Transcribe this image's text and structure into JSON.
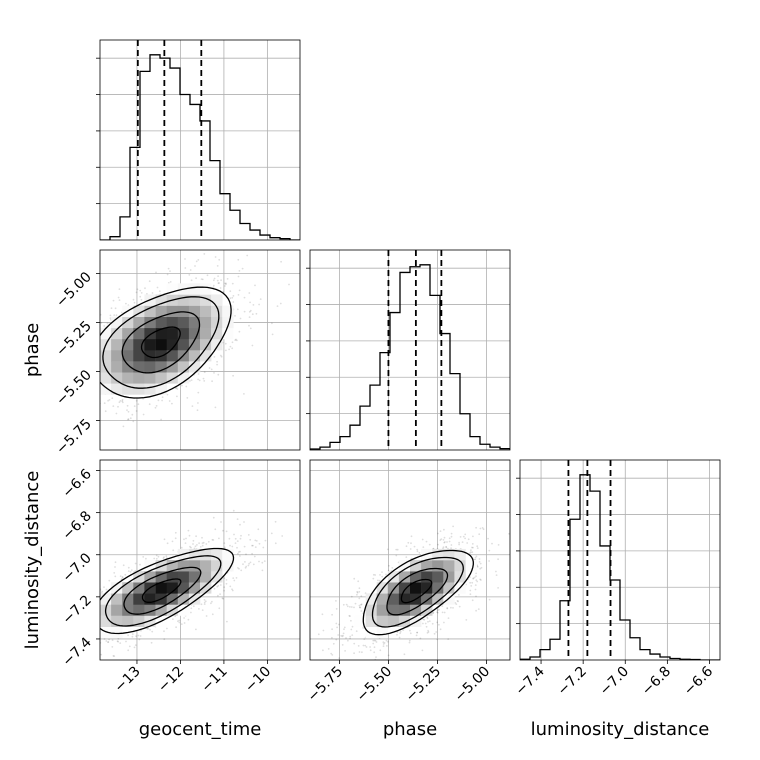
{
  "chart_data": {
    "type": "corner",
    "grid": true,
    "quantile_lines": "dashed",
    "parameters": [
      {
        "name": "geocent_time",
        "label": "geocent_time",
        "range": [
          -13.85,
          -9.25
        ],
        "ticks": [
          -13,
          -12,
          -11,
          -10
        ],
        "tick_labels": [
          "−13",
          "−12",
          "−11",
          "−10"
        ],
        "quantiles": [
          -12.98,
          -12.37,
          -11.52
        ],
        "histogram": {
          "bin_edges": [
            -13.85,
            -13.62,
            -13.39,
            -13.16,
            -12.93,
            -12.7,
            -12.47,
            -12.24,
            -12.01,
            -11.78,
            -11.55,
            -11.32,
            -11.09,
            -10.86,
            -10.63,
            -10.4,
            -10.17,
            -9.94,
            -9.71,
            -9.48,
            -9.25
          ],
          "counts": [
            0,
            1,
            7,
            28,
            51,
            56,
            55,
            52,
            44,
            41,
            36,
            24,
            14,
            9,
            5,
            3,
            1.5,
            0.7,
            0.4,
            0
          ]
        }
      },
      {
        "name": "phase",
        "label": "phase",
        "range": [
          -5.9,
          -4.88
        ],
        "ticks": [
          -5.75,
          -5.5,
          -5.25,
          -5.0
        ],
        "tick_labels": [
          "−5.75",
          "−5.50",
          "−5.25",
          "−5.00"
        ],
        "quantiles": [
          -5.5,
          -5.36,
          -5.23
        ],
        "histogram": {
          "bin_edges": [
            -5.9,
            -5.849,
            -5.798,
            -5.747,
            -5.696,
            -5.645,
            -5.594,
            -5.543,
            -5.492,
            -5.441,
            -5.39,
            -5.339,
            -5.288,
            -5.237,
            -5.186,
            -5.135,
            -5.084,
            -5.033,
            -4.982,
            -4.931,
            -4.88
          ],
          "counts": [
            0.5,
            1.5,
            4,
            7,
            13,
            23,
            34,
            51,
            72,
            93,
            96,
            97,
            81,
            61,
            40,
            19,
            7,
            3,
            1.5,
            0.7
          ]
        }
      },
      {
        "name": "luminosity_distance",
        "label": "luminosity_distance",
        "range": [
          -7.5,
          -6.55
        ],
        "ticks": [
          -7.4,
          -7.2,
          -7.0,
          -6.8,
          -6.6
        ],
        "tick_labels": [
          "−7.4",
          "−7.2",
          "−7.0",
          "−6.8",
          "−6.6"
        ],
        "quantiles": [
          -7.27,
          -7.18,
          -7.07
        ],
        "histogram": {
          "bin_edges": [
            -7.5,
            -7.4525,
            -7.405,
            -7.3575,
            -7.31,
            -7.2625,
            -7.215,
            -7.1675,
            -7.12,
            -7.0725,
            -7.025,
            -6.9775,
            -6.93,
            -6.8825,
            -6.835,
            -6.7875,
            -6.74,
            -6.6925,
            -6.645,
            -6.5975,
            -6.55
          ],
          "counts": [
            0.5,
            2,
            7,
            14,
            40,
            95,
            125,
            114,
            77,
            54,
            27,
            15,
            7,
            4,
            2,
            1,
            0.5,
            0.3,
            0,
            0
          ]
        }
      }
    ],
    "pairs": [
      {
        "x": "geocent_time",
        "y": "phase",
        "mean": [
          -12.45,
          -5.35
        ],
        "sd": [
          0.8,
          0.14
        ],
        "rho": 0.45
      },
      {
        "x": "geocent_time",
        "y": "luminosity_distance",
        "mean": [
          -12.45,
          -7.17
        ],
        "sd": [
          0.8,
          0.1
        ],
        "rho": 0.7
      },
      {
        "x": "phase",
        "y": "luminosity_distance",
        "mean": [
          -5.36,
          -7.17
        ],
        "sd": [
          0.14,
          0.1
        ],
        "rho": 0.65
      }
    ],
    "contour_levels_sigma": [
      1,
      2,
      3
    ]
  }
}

...

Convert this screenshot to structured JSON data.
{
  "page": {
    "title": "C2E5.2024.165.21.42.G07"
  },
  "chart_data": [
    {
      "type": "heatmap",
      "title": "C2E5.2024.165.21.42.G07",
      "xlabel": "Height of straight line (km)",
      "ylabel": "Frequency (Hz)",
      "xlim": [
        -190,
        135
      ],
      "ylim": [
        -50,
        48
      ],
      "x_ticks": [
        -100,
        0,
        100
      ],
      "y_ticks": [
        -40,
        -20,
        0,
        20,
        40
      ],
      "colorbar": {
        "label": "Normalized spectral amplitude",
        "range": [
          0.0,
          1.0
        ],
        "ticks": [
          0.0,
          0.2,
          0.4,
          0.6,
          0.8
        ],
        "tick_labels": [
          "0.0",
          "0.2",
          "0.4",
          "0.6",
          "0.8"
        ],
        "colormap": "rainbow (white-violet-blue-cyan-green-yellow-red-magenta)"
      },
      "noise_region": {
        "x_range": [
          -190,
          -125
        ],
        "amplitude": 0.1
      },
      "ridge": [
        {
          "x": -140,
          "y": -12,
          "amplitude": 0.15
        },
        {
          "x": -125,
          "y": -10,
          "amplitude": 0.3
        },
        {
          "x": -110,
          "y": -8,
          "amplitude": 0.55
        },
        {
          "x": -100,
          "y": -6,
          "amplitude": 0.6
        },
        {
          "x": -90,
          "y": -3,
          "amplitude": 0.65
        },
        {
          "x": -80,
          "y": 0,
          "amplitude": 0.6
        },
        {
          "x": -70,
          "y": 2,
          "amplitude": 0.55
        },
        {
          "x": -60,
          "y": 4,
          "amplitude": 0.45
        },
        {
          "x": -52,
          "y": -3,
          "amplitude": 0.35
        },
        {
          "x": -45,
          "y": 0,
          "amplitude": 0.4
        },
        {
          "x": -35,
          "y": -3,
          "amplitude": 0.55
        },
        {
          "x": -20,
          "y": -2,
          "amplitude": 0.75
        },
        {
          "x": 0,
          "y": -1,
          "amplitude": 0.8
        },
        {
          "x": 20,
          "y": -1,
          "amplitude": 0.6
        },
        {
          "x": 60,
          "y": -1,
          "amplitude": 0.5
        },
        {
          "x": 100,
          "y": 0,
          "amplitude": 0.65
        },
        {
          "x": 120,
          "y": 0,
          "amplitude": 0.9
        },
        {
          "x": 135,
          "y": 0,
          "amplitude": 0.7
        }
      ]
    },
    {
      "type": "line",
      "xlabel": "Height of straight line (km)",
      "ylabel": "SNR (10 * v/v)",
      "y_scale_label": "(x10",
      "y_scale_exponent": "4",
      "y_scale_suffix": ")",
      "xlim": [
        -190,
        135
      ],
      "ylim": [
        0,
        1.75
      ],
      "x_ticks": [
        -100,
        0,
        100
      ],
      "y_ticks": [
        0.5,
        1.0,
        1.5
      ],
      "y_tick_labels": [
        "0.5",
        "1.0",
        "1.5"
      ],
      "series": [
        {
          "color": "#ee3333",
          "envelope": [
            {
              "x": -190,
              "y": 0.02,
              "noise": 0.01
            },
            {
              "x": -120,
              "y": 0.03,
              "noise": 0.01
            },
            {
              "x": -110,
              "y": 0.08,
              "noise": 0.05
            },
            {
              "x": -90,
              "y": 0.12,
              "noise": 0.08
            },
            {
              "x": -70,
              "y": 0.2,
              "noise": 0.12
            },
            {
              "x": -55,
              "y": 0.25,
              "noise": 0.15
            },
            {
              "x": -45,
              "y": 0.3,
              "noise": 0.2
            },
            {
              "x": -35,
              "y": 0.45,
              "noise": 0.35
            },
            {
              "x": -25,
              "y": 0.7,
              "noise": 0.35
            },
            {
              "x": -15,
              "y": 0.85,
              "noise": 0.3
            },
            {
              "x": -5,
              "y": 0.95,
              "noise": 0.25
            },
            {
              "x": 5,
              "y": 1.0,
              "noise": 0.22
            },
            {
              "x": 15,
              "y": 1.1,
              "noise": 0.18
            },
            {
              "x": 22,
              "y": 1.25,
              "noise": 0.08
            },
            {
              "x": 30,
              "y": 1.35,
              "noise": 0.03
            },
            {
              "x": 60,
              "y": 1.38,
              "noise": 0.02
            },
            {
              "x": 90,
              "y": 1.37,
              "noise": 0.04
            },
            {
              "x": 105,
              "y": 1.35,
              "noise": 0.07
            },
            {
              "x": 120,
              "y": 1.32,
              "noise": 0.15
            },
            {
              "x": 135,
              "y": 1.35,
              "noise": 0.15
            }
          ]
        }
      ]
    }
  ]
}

...

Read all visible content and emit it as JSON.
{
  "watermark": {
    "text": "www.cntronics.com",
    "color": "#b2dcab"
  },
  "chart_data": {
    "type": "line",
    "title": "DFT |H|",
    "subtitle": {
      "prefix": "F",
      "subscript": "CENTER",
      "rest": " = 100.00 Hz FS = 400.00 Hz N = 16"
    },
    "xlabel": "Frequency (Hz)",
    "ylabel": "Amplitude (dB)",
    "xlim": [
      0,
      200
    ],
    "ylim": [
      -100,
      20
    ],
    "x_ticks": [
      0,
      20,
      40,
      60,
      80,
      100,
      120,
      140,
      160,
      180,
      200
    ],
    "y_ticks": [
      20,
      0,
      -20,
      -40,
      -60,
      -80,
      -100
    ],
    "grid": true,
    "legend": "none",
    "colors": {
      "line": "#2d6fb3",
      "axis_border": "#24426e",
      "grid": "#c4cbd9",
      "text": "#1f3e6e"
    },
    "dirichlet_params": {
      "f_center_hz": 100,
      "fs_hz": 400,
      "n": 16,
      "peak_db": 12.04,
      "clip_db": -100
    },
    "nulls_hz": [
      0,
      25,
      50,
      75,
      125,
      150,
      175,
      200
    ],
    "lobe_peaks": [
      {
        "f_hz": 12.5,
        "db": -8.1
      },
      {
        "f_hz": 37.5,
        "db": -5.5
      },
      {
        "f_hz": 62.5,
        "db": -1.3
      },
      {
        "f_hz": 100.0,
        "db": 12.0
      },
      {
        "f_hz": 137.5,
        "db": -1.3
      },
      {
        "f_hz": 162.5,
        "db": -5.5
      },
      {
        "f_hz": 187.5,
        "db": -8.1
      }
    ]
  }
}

## EXERCISE
Copy out all lines from the material above that contain the string "JSON".

## CORRECT RESPONSE
Transcribe this image's text and structure into JSON.
Convert this screenshot to structured JSON data.
Read all visible content and emit it as JSON.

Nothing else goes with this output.